TRECHO
Mais do que uma estratégia de marketing, a frase de Kaufman embute todo um reposicionamento – com muitos desafios – para a rede de lojas fundada em 1962 pelo ourives romeno David Kaufman, no centro de São Paulo. O engenheiro civil Nelson, seu filho, chegou a abrir uma pequena construtora, mas acabou indo para a empresa nos anos 80 e foi o responsável pela consolidação e expansão da marca pelo Brasil, na década seguinte. “Meu pai é meu mentor e foi o grande empreendedor da Vivara”, diz Marcio, o neto, que entrou na companhia aos 24 anos de idade, em 2004. A família também é a controladora da rede de lojas de artigos de decoração Etna.

No comando da Vivara desde 2010, Marcio começou a traçar o plano que vem executando há pelo menos 15 anos. O ponto central é aumentar o alcance das lojas – anteriormente voltadas ao nicho dos que podem pagar por joias de ouro – e criar uma grife nacional também com produtos de prata, além de óculos, relógios, perfumes e acessórios de couro. Tudo, é claro, embalado por uma marca aspiracional, nos moldes do que fazem Bulgari e Tiffany. Com preços, porém, mais adequados à realidade do brasileiro.

O QUE PRODUZIR
Prossiga o trecho sobre a rede de joalherias Vivara a partir da última frase apresentada. Os registros provêm de uma fonte distinta da do trecho.

REGISTROS LISTADOS
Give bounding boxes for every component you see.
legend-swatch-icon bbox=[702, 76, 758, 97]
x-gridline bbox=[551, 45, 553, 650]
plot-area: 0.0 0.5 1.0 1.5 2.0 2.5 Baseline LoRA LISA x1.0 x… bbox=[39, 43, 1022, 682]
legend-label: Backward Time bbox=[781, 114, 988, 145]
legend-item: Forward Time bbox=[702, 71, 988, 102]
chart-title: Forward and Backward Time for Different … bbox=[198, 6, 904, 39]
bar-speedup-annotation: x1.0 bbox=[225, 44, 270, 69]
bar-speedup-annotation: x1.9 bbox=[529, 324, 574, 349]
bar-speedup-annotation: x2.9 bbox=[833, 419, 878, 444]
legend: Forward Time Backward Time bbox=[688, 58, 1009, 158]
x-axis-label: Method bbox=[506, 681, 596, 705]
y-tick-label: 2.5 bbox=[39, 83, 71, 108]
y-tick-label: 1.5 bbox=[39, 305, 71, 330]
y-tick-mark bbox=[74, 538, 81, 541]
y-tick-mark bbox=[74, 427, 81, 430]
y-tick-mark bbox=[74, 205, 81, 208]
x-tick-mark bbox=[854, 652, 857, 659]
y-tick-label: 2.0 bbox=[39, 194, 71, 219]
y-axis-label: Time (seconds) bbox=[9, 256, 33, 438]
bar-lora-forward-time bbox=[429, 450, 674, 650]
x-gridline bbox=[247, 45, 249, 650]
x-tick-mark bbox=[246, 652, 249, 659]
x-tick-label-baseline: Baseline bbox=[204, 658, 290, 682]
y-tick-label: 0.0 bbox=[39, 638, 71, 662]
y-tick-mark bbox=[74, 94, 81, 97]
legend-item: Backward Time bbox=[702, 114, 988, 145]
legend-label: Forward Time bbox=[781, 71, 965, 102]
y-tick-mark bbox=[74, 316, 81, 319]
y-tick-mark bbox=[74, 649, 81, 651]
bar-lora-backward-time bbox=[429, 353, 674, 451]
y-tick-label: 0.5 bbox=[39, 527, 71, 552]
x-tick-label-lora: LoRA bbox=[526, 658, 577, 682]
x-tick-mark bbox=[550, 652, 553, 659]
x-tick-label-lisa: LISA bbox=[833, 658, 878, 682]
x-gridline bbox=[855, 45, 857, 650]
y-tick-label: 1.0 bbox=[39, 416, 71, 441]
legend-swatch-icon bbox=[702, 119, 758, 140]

RESPOSTA
Para suportar essa estratégia, está a meta de fazer com que a presença nos shoppings saia dos atuais 33% para 70%, até 2024. Por isso, os recursos captados há dois meses – e as inaugurações da semana passada – foram tão importantes. “Falávamos havia pelo menos quatro anos dessa abertura de capital, para conseguirmos levar adiante a estratégia de expansão”, afirma Marcio. “Temos testado nossa entrada em cidades e shoppings menores, tão diferentes como Caruaru (PE) e Passo Fundo (RS) e os resultados têm sido promissores.” Uma segunda marca, a Life by Vivara, foi criada para abrigar os produtos mais baratos, feitos de prata.

Questionamentos

A oferta inicial de ações foi um sucesso entre as pessoas físicas, que têm se aventurado atrás rentabilidade em ações e identificaram a marca conhecida. Pouco tempo após o lançamento dos papéis, os analistas de mercado, por sua vez, começaram a elaborar relatórios sobre a empresa e gostaram do que viram, apesar de enxergarem diversos entraves no meio do caminho. Entre as vantagens, está uma líder de mercado que pode ser um consolidador via crescimento orgânico ou aquisições. Numa área que é resiliente e pode crescer em uma eventual recuperação da economia.

Também há a verticalização da produção e o portfólio variado. Bem como uma operação de comércio eletrônico com tendência de crescimento. Por isso, os analistas viram potencial de valorização dos papéis. Cotada no lançamento a R$ 24, as ações teriam potencial de valorizar entre 23% a 25,4%, segundo diferentes casas.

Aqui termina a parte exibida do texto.